Raw data –
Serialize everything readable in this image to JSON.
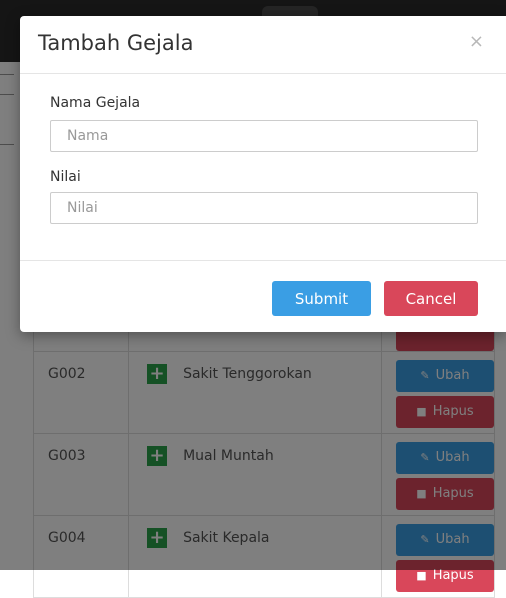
{
  "modal": {
    "title": "Tambah Gejala",
    "close_glyph": "×",
    "fields": [
      {
        "label": "Nama Gejala",
        "placeholder": "Nama",
        "value": ""
      },
      {
        "label": "Nilai",
        "placeholder": "Nilai",
        "value": ""
      }
    ],
    "submit_label": "Submit",
    "cancel_label": "Cancel"
  },
  "table": {
    "rows": [
      {
        "code": "G002",
        "name": "Sakit Tenggorokan",
        "edit_label": "Ubah",
        "delete_label": "Hapus"
      },
      {
        "code": "G003",
        "name": "Mual Muntah",
        "edit_label": "Ubah",
        "delete_label": "Hapus"
      },
      {
        "code": "G004",
        "name": "Sakit Kepala",
        "edit_label": "Ubah",
        "delete_label": "Hapus"
      }
    ]
  },
  "icons": {
    "row_add": "plus-square-icon",
    "edit": "edit-icon",
    "delete": "trash-icon",
    "close": "close-icon"
  },
  "colors": {
    "primary": "#3a9ee4",
    "danger": "#d9475a",
    "success": "#2aa34a"
  }
}
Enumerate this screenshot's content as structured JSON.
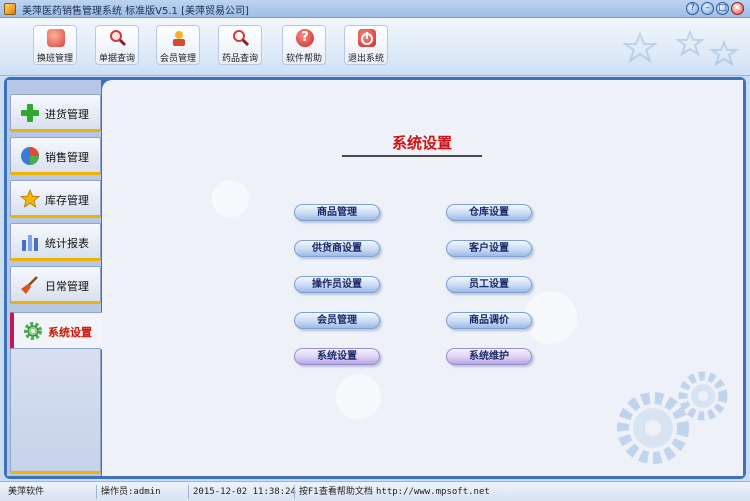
{
  "window": {
    "title": "美萍医药销售管理系统 标准版V5.1 [美萍贸易公司]",
    "controls": [
      "?",
      "–",
      "□",
      "×"
    ]
  },
  "toolbar": [
    {
      "label": "换班管理",
      "icon": "shift-change-icon",
      "color": "#d8453b"
    },
    {
      "label": "单据查询",
      "icon": "magnifier-icon",
      "color": "#e0524a"
    },
    {
      "label": "会员管理",
      "icon": "member-card-icon",
      "color": "#d44a2e"
    },
    {
      "label": "药品查询",
      "icon": "pill-search-icon",
      "color": "#d43a3a"
    },
    {
      "label": "软件帮助",
      "icon": "help-icon",
      "color": "#c8282a"
    },
    {
      "label": "退出系统",
      "icon": "exit-icon",
      "color": "#c8282a"
    }
  ],
  "sidebar": {
    "items": [
      {
        "label": "进货管理",
        "icon": "plus-icon",
        "color": "#2ea82e"
      },
      {
        "label": "销售管理",
        "icon": "pie-chart-icon",
        "color": "#3a7bd5"
      },
      {
        "label": "库存管理",
        "icon": "star-icon",
        "color": "#f5b400"
      },
      {
        "label": "统计报表",
        "icon": "bar-chart-icon",
        "color": "#4a6fc9"
      },
      {
        "label": "日常管理",
        "icon": "broom-icon",
        "color": "#d9531e"
      },
      {
        "label": "系统设置",
        "icon": "gear-icon",
        "color": "#4caf50",
        "active": true
      }
    ]
  },
  "content": {
    "title": "系统设置",
    "left_buttons": [
      "商品管理",
      "供货商设置",
      "操作员设置",
      "会员管理",
      "系统设置"
    ],
    "right_buttons": [
      "仓库设置",
      "客户设置",
      "员工设置",
      "商品调价",
      "系统维护"
    ]
  },
  "status": {
    "company": "美萍软件",
    "operator": "操作员:admin",
    "datetime": "2015-12-02 11:38:24",
    "help": "按F1查看帮助文档",
    "url": "http://www.mpsoft.net"
  }
}
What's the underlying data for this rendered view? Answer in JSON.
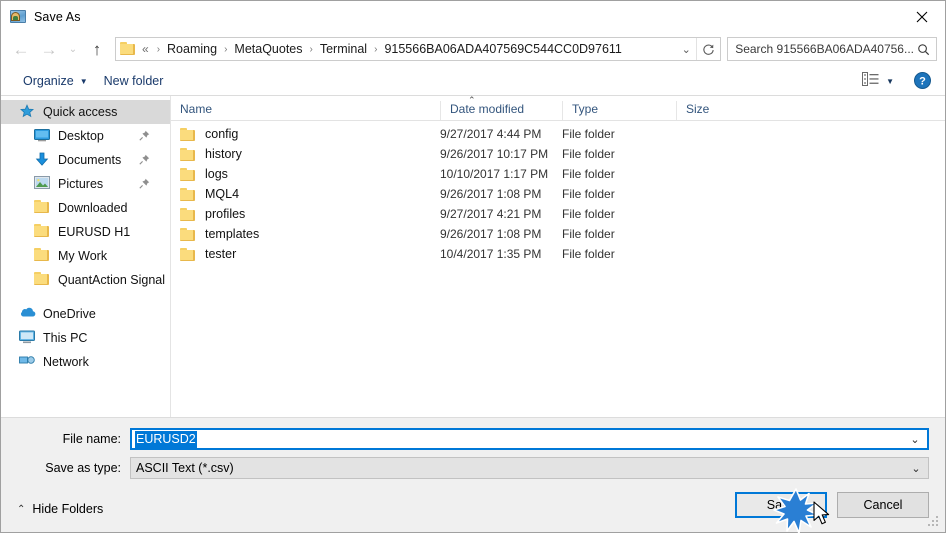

Work instructions – Write out the whole listing again, exactly, with no pictures.

Answer in full –
Serialize everything readable in this image to JSON.
{
  "modal": {
    "title": "Tambah Gejala",
    "close_glyph": "×",
    "fields": [
      {
        "label": "Nama Gejala",
        "placeholder": "Nama",
        "value": ""
      },
      {
        "label": "Nilai",
        "placeholder": "Nilai",
        "value": ""
      }
    ],
    "submit_label": "Submit",
    "cancel_label": "Cancel"
  },
  "table": {
    "rows": [
      {
        "code": "G002",
        "name": "Sakit Tenggorokan",
        "edit_label": "Ubah",
        "delete_label": "Hapus"
      },
      {
        "code": "G003",
        "name": "Mual Muntah",
        "edit_label": "Ubah",
        "delete_label": "Hapus"
      },
      {
        "code": "G004",
        "name": "Sakit Kepala",
        "edit_label": "Ubah",
        "delete_label": "Hapus"
      }
    ]
  },
  "icons": {
    "row_add": "plus-square-icon",
    "edit": "edit-icon",
    "delete": "trash-icon",
    "close": "close-icon"
  },
  "colors": {
    "primary": "#3a9ee4",
    "danger": "#d9475a",
    "success": "#2aa34a"
  }
}
Enumerate this screenshot's content as structured JSON.
{
  "window": {
    "title": "美萍医药销售管理系统 标准版V5.1 [美萍贸易公司]",
    "controls": [
      "?",
      "–",
      "□",
      "×"
    ]
  },
  "toolbar": [
    {
      "label": "换班管理",
      "icon": "shift-change-icon",
      "color": "#d8453b"
    },
    {
      "label": "单据查询",
      "icon": "magnifier-icon",
      "color": "#e0524a"
    },
    {
      "label": "会员管理",
      "icon": "member-card-icon",
      "color": "#d44a2e"
    },
    {
      "label": "药品查询",
      "icon": "pill-search-icon",
      "color": "#d43a3a"
    },
    {
      "label": "软件帮助",
      "icon": "help-icon",
      "color": "#c8282a"
    },
    {
      "label": "退出系统",
      "icon": "exit-icon",
      "color": "#c8282a"
    }
  ],
  "sidebar": {
    "items": [
      {
        "label": "进货管理",
        "icon": "plus-icon",
        "color": "#2ea82e"
      },
      {
        "label": "销售管理",
        "icon": "pie-chart-icon",
        "color": "#3a7bd5"
      },
      {
        "label": "库存管理",
        "icon": "star-icon",
        "color": "#f5b400"
      },
      {
        "label": "统计报表",
        "icon": "bar-chart-icon",
        "color": "#4a6fc9"
      },
      {
        "label": "日常管理",
        "icon": "broom-icon",
        "color": "#d9531e"
      },
      {
        "label": "系统设置",
        "icon": "gear-icon",
        "color": "#4caf50",
        "active": true
      }
    ]
  },
  "content": {
    "title": "系统设置",
    "left_buttons": [
      "商品管理",
      "供货商设置",
      "操作员设置",
      "会员管理",
      "系统设置"
    ],
    "right_buttons": [
      "仓库设置",
      "客户设置",
      "员工设置",
      "商品调价",
      "系统维护"
    ]
  },
  "status": {
    "company": "美萍软件",
    "operator": "操作员:admin",
    "datetime": "2015-12-02 11:38:24",
    "help": "按F1查看帮助文档",
    "url": "http://www.mpsoft.net"
  }
}
What's the underlying data for this rendered view? Answer in JSON.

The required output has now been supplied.